Los escasos objetos en el escenario se transformaban mágicamente según lo
exigía la obra, y con frecuencia lograban la complicidad de quienes
presenciábamos los montajes, pidiéndonos simplemente que imagináramos que había
algo allí. Y lo había.
La
adaptación de “Sebastián Sale de Compras”, del guatemalteco Manuel José Arce,
fue la primera obra del TEUM. Rompió moldes en Tegucigalpa; de repente el
teatro podía enfrentar temas contemporáneos e inmediatos, como el consumismo. Y demostró también, que la crítica social podía hacerse desde el
humor, algo que algunos teatreros progresistas pero de línea política más
“ortodoxa” no veían bien. Luego, con “Don
Anselmo”, adaptación con la que el TEUM estableció un vínculo directo,
tanto a través del humor como de la crítica social, con Moliere, de cuyo “El Burgués Gentilhombre” adaptaron la obra Don
Anselmo, cuyo personaje central, es un burgués criollo; un espejo tan fiel
de estas Honduras tan rurales, que cada tanto ha resurgido en otros escenarios
visitados por Rafael, como “El Marqués de
TuttiFrutti”, montada con el teatro Bambú. Posteriormente, el TEUM adaptaría
otros trabajos de Moliere porque su ideario estético – ideológico así lo
exigía, pero también porque debían trabajar con recursos muy limitados, y en
nuestro país el teatro no recibía apoyos estatales significativos y jamás fue
una actividad rentable.
El
teatro “La Candelaria” surgió en este contexto. Rafael participó como actor y
como asistente de dirección. Allí se dió cuenta de que era un director, no un
actor, aunque ocasionalmente volvería a la actuación.
Si
Colombia y “La Candelaria” sentaron las bases para su teatro, Rafael las
consolidó en sus andanzas – que en un momento lo llevaron hasta Katmandú.

Información extraída =
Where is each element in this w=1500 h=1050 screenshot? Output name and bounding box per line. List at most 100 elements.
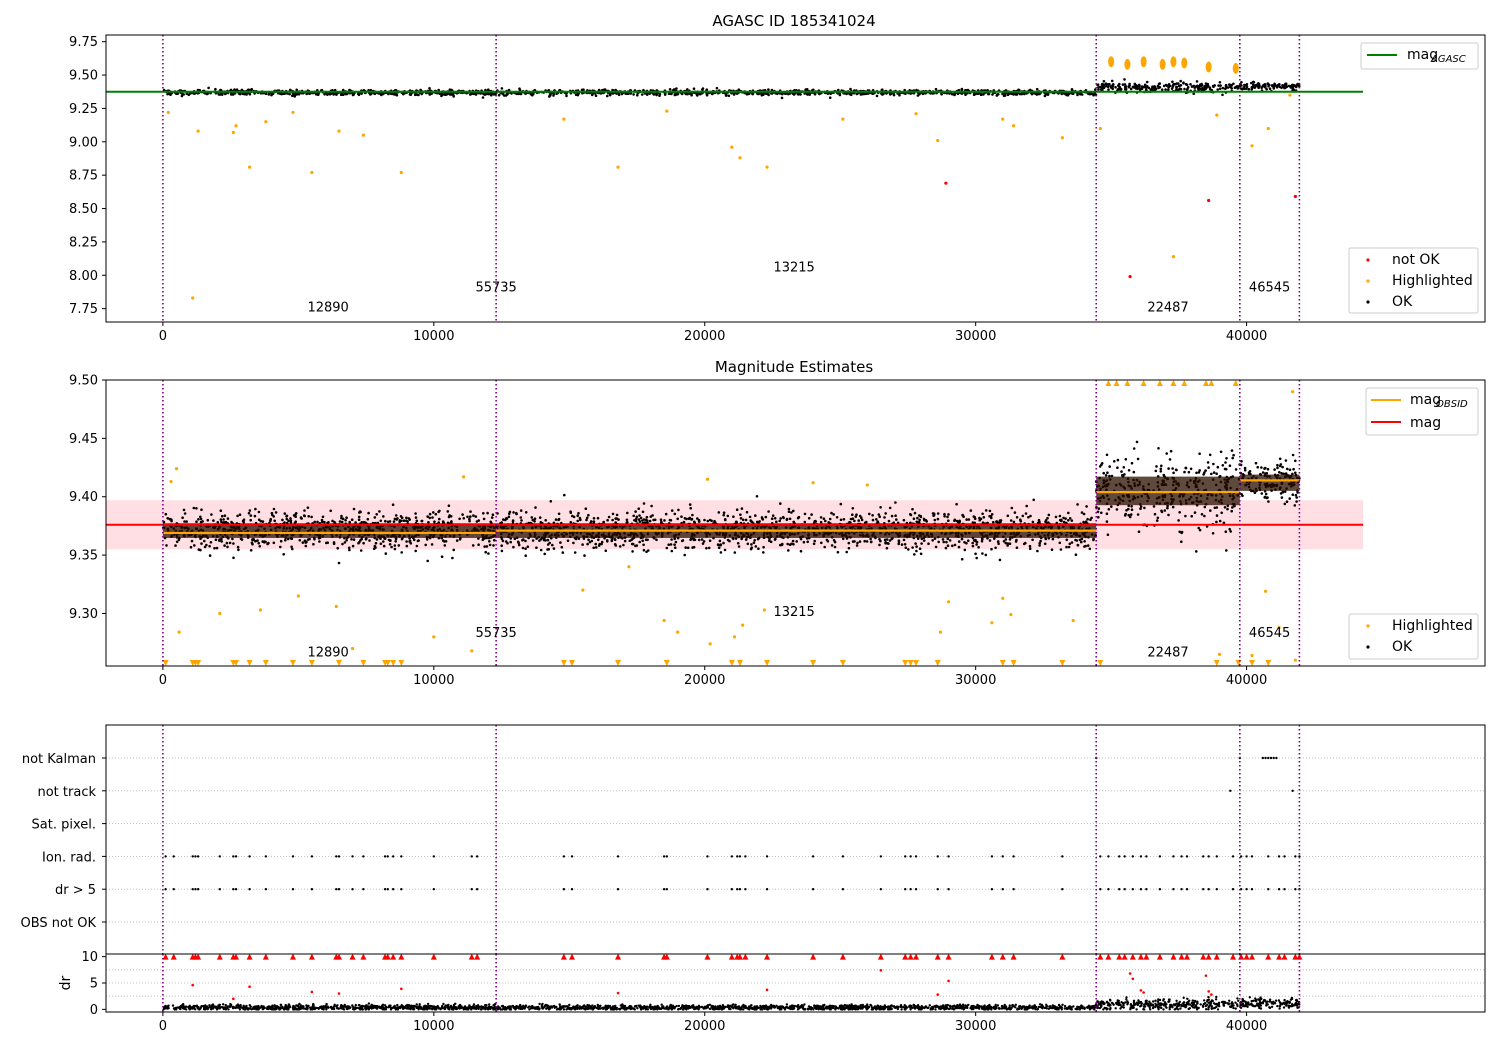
ok-point (1250, 81, 1253, 85)
ok-point (584, 507, 588, 511)
ok-point (382, 515, 385, 518)
ok-point (1068, 542, 1072, 546)
ok-point (205, 543, 208, 547)
ok-point (1044, 520, 1047, 524)
ok-point (832, 538, 836, 542)
ok-point (828, 96, 832, 99)
ok-point (228, 541, 232, 545)
ok-point (1213, 506, 1217, 510)
ok-point (1248, 470, 1252, 473)
ok-point (1088, 547, 1092, 551)
ok-point (1230, 509, 1233, 513)
ok-point (857, 519, 860, 522)
ok-point (369, 92, 373, 96)
ok-point (1212, 471, 1216, 474)
ok-point (918, 547, 922, 550)
ok-point (1115, 508, 1119, 511)
ok-point (1195, 471, 1198, 475)
ok-point (1082, 520, 1085, 524)
ok-point (638, 514, 641, 517)
ok-point (855, 544, 859, 547)
ok-point (1203, 505, 1207, 509)
ok-point (249, 514, 253, 517)
ok-point (716, 543, 720, 546)
clipped-low-marker (839, 660, 846, 666)
ok-point (1215, 472, 1218, 476)
ok-point (428, 87, 431, 90)
ok-point (1114, 86, 1117, 89)
ok-point (375, 513, 379, 516)
ok-point (690, 93, 693, 97)
ok-point (1288, 468, 1292, 472)
ok-point (362, 541, 365, 545)
ok-point (1106, 85, 1110, 89)
ok-point (190, 539, 194, 543)
ok-point (220, 540, 223, 543)
ok-point (807, 516, 811, 520)
agasc-status-legend: not OK Highlighted OK (1348, 247, 1479, 314)
ok-point (1159, 467, 1163, 471)
ok-point (904, 546, 908, 549)
ok-point (703, 518, 706, 522)
ok-point (982, 516, 986, 519)
ok-point (1142, 85, 1146, 89)
highlighted-point (741, 623, 745, 627)
ok-point (357, 515, 361, 519)
ok-point (1144, 88, 1148, 92)
ok-point (588, 540, 592, 544)
ok-point (587, 513, 590, 517)
ok-point (648, 519, 652, 523)
ok-point (358, 510, 362, 513)
ok-point (210, 513, 213, 516)
ok-point (197, 518, 200, 521)
ok-point (767, 510, 770, 513)
ok-point (1023, 92, 1026, 96)
ok-point (1092, 537, 1095, 541)
ok-point (953, 93, 956, 97)
ok-point (289, 517, 292, 520)
clipped-low-marker (663, 660, 670, 666)
ok-point (182, 93, 185, 96)
ok-point (770, 517, 774, 520)
ok-point (524, 511, 528, 514)
ok-point (670, 509, 674, 512)
ok-point (1171, 505, 1175, 509)
ok-point (918, 518, 921, 522)
ok-point (232, 556, 235, 560)
ok-point (611, 518, 614, 522)
ok-point (1265, 87, 1268, 91)
ok-point (696, 94, 699, 97)
ok-point (1147, 86, 1151, 90)
ok-point (1184, 514, 1187, 518)
ok-point (1140, 87, 1144, 90)
ok-point (960, 537, 964, 541)
ok-point (1204, 469, 1207, 472)
ok-point (1110, 79, 1114, 83)
ok-point (845, 92, 848, 95)
ok-point (484, 88, 487, 92)
ok-point (338, 520, 342, 523)
ok-point (1160, 510, 1164, 514)
ok-point (295, 88, 299, 92)
ok-point (1096, 510, 1100, 514)
ok-point (294, 520, 298, 523)
ok-point (931, 92, 934, 95)
ok-point (175, 540, 179, 544)
ok-point (1219, 84, 1222, 87)
ok-point (813, 93, 817, 96)
ok-point (165, 544, 168, 547)
ok-point (188, 92, 191, 95)
ok-point (728, 539, 731, 543)
ok-point (1123, 78, 1126, 81)
ok-point (1044, 537, 1048, 541)
ok-point (1230, 449, 1234, 452)
ok-point (388, 520, 392, 523)
ok-point (1243, 84, 1247, 87)
ok-point (168, 518, 172, 521)
magnitude-estimates-panel: Magnitude Estimates 12890557351321522487… (69, 358, 1486, 688)
ok-point (438, 92, 442, 95)
ok-point (1059, 548, 1063, 551)
ok-point (642, 518, 646, 521)
ok-point (1123, 85, 1127, 89)
ok-point (684, 92, 688, 96)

Trabajo requerido =
- a) Según el texto sobre el TEUM, ¿cuál fue la primera obra de ese grupo?
- b) Por favor, selecciona todas las líneas de las entradas que contengan la cadena "marker", distinguiendo entre mayúsculas y minúsculas.

Respuestas esperadas =
- a) La adaptación de “Sebastián Sale de Compras”, del guatemalteco Manuel José Arce.

- b)
clipped-low-marker (839, 660, 846, 666)
clipped-low-marker (663, 660, 670, 666)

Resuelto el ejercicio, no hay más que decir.